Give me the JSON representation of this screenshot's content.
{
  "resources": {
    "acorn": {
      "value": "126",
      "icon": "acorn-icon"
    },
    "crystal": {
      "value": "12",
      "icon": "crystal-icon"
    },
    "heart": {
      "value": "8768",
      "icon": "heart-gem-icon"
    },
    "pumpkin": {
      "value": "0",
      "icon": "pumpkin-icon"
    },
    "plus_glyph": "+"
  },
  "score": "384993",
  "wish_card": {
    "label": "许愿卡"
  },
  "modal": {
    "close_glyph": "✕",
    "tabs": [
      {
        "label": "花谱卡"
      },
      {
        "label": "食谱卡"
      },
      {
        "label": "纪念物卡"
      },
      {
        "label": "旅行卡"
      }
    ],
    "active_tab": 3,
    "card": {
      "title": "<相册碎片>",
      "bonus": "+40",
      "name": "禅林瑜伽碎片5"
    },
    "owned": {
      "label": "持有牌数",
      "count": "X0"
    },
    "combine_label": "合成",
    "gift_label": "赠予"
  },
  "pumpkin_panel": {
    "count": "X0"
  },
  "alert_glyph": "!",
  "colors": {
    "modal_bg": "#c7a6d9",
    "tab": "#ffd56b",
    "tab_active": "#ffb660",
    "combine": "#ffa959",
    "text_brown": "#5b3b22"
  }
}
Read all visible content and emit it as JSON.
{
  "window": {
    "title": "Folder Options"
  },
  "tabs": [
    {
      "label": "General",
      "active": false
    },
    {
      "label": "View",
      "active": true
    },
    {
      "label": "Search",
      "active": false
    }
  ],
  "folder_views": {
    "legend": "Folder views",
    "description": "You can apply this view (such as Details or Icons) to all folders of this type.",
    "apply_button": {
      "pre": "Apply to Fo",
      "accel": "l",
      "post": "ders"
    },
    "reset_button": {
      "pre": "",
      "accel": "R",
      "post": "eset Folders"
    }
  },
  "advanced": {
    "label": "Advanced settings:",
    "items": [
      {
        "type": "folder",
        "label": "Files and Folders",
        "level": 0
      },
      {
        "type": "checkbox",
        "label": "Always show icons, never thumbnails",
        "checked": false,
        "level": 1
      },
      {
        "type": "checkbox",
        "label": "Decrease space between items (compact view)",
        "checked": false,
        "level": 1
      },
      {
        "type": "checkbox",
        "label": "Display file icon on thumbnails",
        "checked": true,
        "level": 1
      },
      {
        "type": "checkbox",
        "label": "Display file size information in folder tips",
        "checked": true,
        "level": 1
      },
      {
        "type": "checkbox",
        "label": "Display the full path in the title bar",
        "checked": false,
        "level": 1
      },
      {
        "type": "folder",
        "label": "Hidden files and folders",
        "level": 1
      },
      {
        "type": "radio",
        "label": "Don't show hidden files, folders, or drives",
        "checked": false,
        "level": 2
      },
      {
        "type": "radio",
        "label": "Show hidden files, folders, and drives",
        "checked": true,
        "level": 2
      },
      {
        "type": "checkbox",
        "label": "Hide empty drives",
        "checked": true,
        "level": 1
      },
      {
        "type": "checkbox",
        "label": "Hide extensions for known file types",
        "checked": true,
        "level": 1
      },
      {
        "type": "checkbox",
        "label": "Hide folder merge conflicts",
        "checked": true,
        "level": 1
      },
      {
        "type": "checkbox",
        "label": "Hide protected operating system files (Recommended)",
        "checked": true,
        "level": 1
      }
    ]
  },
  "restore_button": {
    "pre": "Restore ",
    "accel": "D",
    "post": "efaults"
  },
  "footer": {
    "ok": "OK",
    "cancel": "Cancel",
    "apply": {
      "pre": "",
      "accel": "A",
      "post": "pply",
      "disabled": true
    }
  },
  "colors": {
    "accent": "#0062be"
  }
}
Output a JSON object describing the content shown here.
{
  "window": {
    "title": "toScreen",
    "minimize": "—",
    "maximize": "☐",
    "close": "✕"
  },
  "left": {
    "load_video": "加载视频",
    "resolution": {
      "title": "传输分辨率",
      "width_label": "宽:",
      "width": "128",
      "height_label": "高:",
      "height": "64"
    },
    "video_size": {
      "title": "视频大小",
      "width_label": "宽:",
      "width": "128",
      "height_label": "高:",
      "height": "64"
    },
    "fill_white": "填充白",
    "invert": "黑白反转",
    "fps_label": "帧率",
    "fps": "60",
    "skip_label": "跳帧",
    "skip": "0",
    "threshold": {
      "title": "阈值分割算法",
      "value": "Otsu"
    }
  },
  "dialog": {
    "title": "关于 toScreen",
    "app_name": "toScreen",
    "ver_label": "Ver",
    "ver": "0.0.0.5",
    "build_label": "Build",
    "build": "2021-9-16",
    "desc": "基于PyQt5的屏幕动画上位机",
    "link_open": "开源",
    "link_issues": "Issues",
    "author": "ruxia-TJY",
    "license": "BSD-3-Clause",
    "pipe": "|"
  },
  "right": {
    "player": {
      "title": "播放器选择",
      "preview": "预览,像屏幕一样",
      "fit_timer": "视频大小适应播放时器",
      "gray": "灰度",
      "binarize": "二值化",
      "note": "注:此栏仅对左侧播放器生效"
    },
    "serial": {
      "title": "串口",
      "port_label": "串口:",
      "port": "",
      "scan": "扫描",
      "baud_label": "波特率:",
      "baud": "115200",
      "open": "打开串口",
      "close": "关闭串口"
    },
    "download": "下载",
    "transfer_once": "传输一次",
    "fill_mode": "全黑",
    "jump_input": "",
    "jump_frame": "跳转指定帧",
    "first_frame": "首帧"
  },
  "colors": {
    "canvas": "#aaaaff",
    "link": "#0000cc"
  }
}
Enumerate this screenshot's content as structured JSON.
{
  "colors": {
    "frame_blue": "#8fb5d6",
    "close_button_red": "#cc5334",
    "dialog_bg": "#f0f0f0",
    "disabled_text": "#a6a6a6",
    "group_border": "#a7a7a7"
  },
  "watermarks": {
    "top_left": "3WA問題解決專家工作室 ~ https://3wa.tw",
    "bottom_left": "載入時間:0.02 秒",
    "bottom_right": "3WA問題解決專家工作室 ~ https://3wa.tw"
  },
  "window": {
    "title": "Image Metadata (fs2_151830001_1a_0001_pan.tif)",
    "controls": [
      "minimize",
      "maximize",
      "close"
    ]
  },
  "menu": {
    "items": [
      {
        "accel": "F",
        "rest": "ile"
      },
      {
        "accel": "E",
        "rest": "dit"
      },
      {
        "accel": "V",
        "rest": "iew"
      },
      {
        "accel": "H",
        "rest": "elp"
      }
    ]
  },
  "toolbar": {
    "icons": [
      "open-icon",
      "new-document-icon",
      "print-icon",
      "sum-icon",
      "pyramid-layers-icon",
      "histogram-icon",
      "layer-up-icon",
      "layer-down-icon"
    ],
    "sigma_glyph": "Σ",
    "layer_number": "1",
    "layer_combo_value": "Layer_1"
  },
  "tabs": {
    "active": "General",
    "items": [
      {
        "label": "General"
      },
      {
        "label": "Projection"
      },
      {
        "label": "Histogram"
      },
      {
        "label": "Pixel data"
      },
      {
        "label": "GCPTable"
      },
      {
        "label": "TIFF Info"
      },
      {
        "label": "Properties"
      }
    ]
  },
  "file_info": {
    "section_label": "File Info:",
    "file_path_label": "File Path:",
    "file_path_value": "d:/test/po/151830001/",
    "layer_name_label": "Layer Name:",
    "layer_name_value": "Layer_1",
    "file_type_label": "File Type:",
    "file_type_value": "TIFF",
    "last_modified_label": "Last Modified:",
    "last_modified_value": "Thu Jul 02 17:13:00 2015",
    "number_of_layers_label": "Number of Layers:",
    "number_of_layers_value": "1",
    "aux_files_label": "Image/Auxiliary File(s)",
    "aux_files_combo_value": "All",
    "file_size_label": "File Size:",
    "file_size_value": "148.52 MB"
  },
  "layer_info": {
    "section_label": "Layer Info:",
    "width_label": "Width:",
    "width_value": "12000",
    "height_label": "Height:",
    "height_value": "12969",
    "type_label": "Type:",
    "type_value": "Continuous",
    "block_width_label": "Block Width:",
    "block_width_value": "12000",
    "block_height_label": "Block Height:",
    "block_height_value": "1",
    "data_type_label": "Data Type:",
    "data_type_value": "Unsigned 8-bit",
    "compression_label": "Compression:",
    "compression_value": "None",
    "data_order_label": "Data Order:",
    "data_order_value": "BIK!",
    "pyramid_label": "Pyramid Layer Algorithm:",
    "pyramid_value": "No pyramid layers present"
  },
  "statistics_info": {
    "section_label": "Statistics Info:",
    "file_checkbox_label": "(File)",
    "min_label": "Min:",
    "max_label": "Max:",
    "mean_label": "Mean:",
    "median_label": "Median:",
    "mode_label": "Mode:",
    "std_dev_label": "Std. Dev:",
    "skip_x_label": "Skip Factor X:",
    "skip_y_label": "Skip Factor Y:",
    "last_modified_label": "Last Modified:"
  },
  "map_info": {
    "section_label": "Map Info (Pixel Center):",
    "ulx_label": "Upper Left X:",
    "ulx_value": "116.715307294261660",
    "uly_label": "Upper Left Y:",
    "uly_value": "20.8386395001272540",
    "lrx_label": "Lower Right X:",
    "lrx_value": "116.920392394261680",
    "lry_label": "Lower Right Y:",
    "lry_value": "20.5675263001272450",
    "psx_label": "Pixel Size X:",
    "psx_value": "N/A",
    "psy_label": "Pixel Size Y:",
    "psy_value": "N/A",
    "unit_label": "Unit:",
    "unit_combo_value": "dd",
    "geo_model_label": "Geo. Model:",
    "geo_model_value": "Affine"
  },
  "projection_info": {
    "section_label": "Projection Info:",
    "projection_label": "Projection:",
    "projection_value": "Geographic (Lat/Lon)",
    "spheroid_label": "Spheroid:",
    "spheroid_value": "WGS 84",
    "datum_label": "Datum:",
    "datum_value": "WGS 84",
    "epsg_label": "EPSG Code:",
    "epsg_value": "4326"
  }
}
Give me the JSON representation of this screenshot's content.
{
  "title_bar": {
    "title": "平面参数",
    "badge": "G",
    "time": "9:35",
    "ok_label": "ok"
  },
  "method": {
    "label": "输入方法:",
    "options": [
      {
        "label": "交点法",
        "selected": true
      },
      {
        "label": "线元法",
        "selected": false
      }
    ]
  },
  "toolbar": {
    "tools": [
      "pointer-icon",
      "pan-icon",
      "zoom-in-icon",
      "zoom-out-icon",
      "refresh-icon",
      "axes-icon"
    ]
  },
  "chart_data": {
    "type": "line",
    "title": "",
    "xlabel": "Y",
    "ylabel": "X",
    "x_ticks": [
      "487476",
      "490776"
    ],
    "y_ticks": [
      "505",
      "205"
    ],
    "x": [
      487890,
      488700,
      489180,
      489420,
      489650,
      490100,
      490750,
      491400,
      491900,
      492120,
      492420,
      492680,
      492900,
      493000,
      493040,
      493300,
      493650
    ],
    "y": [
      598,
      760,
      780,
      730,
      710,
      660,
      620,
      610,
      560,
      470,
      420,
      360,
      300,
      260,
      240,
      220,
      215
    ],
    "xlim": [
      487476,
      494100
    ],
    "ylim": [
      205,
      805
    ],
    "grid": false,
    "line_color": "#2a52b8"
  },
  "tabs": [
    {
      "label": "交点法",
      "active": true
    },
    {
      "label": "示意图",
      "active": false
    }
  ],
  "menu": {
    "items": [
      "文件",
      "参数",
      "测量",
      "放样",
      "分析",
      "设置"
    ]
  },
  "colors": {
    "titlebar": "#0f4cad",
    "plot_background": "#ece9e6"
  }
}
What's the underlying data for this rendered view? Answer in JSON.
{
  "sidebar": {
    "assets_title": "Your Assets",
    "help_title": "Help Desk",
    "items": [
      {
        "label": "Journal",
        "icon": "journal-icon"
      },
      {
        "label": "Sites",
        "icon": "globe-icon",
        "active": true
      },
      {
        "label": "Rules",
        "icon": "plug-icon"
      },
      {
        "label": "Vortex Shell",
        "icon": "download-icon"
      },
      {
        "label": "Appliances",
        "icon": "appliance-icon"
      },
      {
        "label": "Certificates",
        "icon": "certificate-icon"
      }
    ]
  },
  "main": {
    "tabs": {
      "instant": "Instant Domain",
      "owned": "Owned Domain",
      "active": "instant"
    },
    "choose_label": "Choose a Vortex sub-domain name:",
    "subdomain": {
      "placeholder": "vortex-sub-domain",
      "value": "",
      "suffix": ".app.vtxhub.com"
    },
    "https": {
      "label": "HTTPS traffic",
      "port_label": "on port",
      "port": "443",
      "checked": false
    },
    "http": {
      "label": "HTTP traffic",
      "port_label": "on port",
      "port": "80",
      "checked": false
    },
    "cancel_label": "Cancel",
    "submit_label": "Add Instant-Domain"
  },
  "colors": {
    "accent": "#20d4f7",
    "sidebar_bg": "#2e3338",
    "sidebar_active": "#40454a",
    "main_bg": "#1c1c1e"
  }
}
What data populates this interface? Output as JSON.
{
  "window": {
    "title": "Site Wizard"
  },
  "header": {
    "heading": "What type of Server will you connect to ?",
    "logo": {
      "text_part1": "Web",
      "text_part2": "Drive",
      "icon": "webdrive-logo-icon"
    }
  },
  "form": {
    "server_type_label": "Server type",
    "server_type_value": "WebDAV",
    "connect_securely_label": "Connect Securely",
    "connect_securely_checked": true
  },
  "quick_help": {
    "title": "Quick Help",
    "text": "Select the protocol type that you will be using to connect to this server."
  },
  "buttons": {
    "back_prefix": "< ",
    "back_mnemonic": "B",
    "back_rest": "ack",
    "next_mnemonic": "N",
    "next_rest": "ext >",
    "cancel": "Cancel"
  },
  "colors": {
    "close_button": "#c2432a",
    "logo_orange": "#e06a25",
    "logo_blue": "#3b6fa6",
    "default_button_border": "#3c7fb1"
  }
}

OBJECTIVE:
Which lines hold the word "Cancel"? Copy every one of them.

RIGHT ANSWER:
    "cancel": "Cancel",
    "cancel_label": "Cancel",
    "cancel": "Cancel"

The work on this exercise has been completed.